▸ **Description of the task**
Please copy every line of the records below that holds the word "下列各项中".

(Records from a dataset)

★ ★ ★ ★ ★

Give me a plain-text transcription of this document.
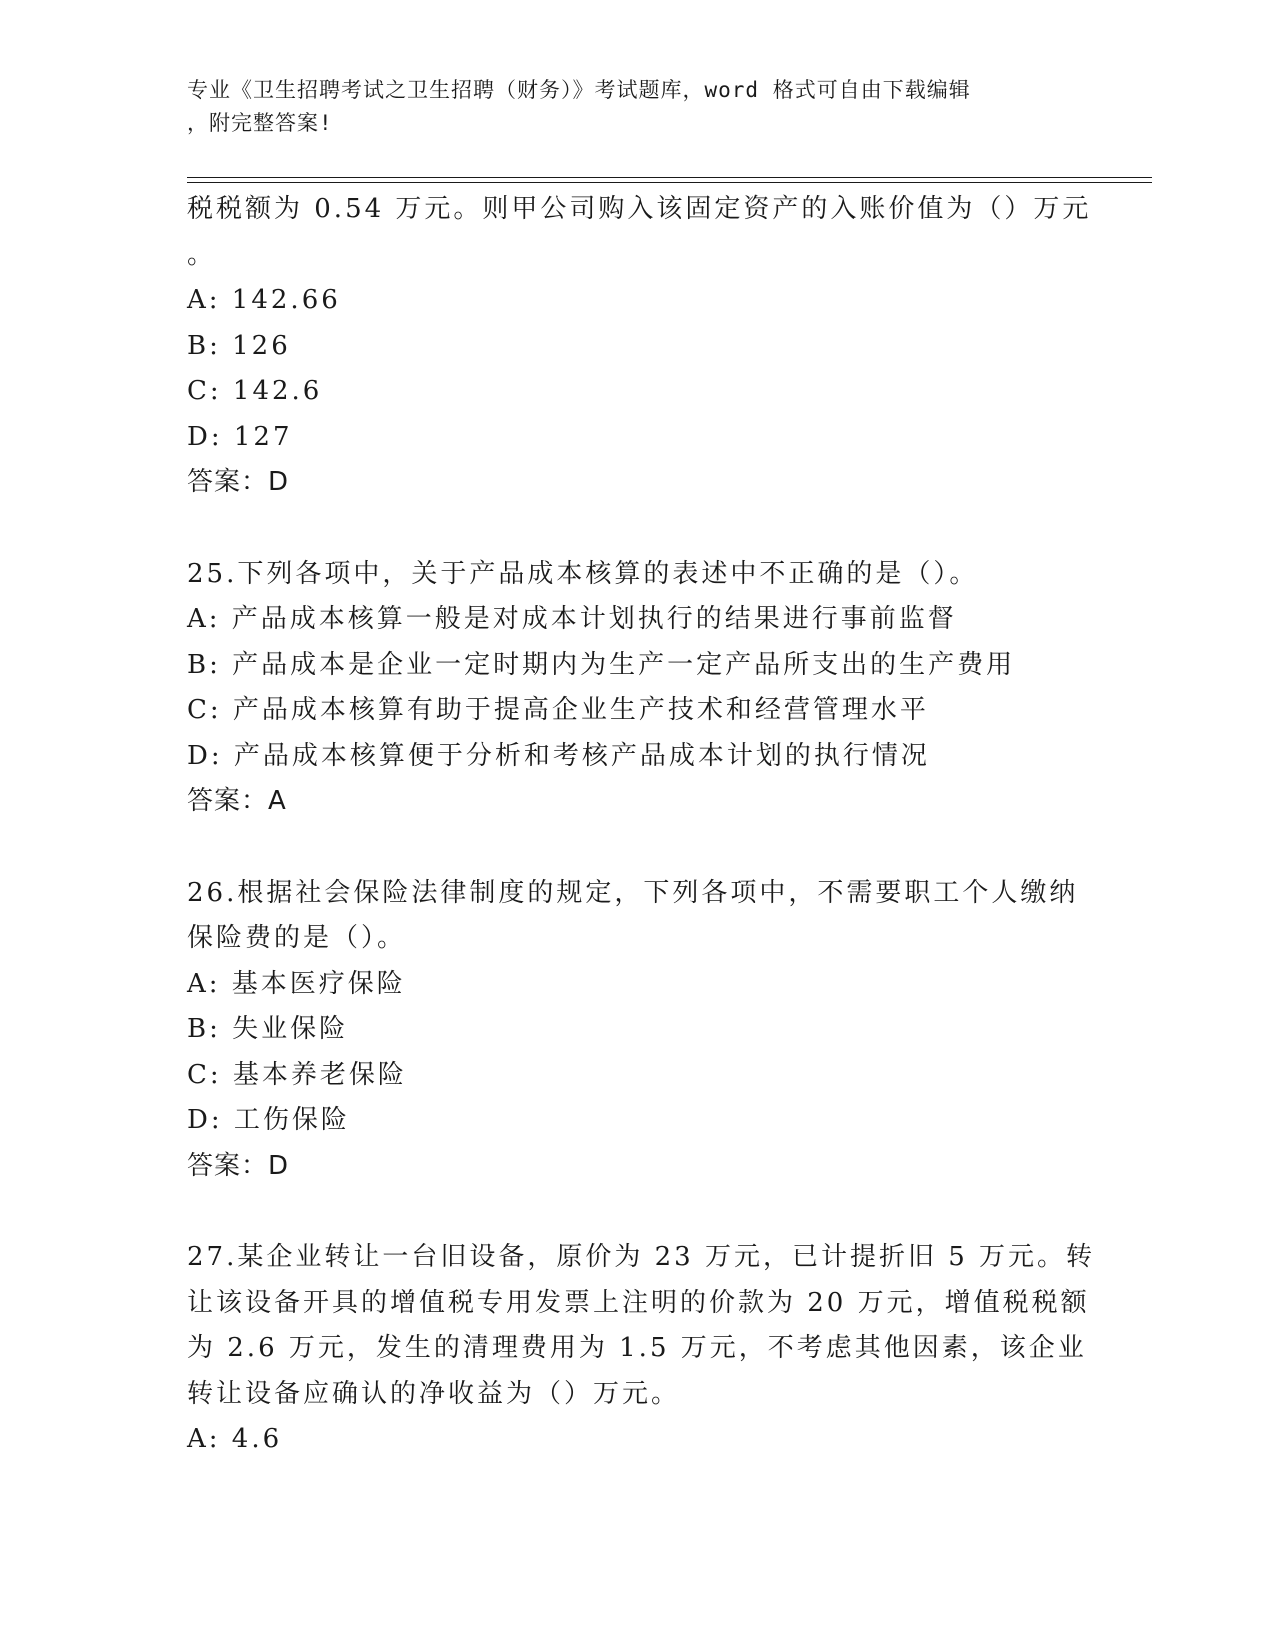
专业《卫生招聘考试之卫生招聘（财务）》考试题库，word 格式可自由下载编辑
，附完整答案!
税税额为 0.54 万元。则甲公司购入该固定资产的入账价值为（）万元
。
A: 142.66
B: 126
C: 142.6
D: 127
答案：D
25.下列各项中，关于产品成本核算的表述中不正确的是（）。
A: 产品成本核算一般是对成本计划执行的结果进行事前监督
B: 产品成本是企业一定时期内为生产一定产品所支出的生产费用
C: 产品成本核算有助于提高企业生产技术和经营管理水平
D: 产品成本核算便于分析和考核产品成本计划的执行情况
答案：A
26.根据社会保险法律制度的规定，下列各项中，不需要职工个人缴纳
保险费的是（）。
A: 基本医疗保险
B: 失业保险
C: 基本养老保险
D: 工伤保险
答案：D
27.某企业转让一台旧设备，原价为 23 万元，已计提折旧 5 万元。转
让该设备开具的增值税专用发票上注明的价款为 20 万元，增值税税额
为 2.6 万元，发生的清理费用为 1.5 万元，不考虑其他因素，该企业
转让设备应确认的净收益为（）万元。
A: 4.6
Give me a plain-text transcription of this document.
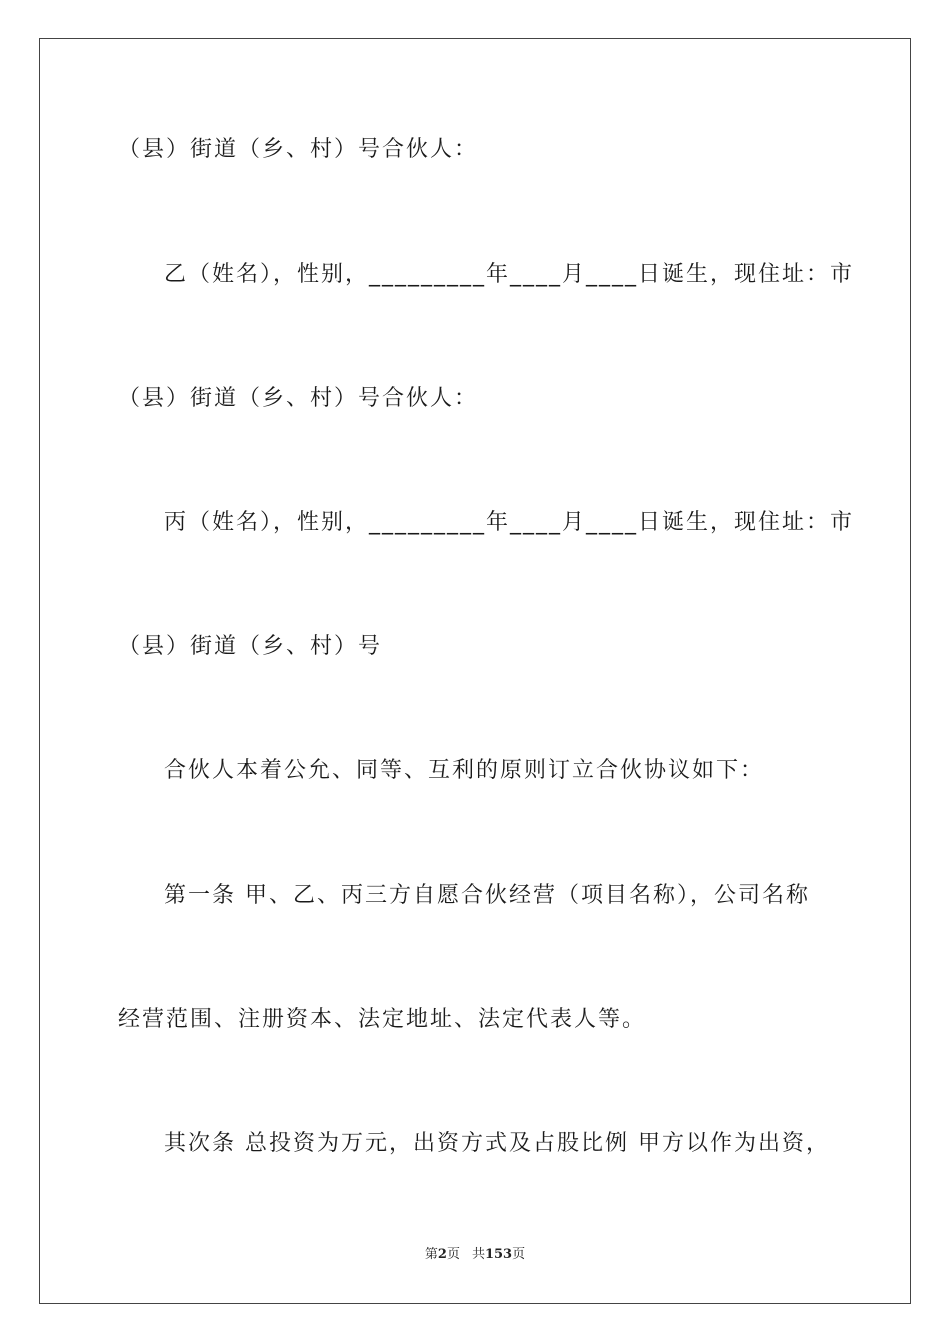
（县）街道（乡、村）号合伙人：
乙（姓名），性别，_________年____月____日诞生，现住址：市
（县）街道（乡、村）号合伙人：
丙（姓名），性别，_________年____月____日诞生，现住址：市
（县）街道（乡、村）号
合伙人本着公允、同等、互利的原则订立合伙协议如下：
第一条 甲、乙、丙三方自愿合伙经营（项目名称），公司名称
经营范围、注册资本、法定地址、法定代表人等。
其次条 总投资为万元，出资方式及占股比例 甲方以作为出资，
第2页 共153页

★ ★ ★ ★ ★

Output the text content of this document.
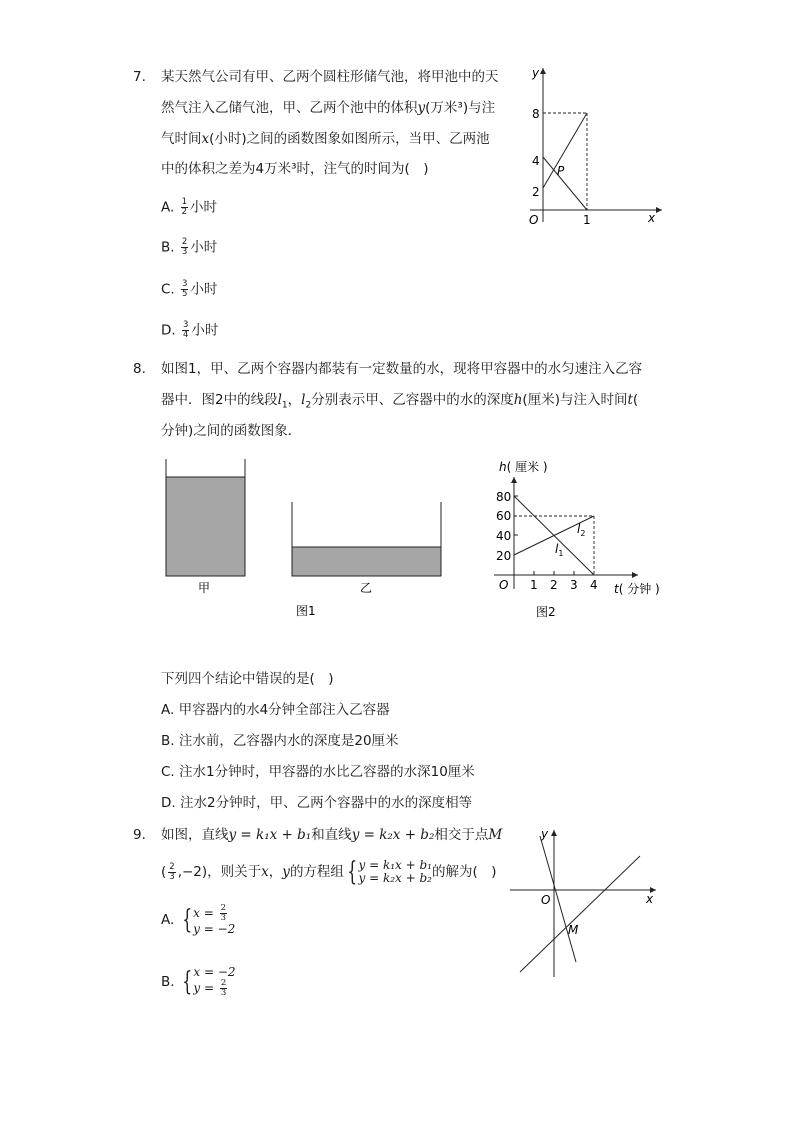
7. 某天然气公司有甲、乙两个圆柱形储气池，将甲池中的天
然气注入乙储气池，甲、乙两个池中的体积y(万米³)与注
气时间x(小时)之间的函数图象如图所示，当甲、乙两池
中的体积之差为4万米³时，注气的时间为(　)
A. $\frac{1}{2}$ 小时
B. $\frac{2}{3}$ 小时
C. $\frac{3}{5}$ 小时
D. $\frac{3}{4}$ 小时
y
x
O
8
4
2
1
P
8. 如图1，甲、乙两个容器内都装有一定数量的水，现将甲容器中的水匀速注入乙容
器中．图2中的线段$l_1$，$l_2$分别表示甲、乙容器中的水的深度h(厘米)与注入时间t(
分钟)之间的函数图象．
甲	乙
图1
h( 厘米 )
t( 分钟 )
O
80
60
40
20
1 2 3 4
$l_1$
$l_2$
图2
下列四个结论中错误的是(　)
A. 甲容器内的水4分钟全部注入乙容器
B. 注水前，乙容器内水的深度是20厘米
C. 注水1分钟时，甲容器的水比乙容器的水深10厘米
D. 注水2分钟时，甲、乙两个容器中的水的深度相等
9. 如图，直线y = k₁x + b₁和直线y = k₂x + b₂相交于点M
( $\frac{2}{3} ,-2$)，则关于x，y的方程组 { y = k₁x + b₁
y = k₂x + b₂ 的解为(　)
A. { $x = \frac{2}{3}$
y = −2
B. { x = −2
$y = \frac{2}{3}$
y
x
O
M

★ ★ ★ ★ ★

▸ **Solution to this task**
25.下列各项中，关于产品成本核算的表述中不正确的是（）。
26.根据社会保险法律制度的规定，下列各项中，不需要职工个人缴纳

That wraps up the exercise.